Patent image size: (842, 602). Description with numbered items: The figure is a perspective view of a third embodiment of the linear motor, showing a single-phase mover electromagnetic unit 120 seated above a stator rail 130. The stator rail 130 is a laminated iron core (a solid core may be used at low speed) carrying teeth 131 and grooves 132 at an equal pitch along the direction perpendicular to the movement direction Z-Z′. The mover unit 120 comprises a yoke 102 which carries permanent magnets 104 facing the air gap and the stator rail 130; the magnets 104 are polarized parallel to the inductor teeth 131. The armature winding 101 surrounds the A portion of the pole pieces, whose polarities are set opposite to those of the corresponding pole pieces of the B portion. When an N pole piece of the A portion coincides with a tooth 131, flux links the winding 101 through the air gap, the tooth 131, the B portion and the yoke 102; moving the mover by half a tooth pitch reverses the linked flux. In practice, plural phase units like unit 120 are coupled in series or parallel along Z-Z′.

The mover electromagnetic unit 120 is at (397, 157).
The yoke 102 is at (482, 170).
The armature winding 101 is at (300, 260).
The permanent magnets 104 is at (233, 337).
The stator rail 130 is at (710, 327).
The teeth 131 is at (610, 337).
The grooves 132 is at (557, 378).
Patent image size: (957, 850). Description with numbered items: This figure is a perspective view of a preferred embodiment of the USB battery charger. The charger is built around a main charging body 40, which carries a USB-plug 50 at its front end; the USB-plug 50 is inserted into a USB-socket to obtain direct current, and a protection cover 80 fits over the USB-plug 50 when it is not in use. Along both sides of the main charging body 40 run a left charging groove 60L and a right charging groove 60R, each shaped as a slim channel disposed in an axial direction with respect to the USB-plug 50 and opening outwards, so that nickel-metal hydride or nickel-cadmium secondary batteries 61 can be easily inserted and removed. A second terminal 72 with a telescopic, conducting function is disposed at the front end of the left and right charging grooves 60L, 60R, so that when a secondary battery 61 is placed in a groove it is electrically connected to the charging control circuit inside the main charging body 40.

.....

**SHORT TASK:**
Repeat every row above word for word, with nothing added or changed.

**IN RESPONSE:**
Patent image size: (842, 602). Description with numbered items: The figure is a perspective view of a third embodiment of the linear motor, showing a single-phase mover electromagnetic unit 120 seated above a stator rail 130. The stator rail 130 is a laminated iron core (a solid core may be used at low speed) carrying teeth 131 and grooves 132 at an equal pitch along the direction perpendicular to the movement direction Z-Z′. The mover unit 120 comprises a yoke 102 which carries permanent magnets 104 facing the air gap and the stator rail 130; the magnets 104 are polarized parallel to the inductor teeth 131. The armature winding 101 surrounds the A portion of the pole pieces, whose polarities are set opposite to those of the corresponding pole pieces of the B portion. When an N pole piece of the A portion coincides with a tooth 131, flux links the winding 101 through the air gap, the tooth 131, the B portion and the yoke 102; moving the mover by half a tooth pitch reverses the linked flux. In practice, plural phase units like unit 120 are coupled in series or parallel along Z-Z′.

The mover electromagnetic unit 120 is at (397, 157).
The yoke 102 is at (482, 170).
The armature winding 101 is at (300, 260).
The permanent magnets 104 is at (233, 337).
The stator rail 130 is at (710, 327).
The teeth 131 is at (610, 337).
The grooves 132 is at (557, 378).
Patent image size: (957, 850). Description with numbered items: This figure is a perspective view of a preferred embodiment of the USB battery charger. The charger is built around a main charging body 40, which carries a USB-plug 50 at its front end; the USB-plug 50 is inserted into a USB-socket to obtain direct current, and a protection cover 80 fits over the USB-plug 50 when it is not in use. Along both sides of the main charging body 40 run a left charging groove 60L and a right charging groove 60R, each shaped as a slim channel disposed in an axial direction with respect to the USB-plug 50 and opening outwards, so that nickel-metal hydride or nickel-cadmium secondary batteries 61 can be easily inserted and removed. A second terminal 72 with a telescopic, conducting function is disposed at the front end of the left and right charging grooves 60L, 60R, so that when a secondary battery 61 is placed in a groove it is electrically connected to the charging control circuit inside the main charging body 40.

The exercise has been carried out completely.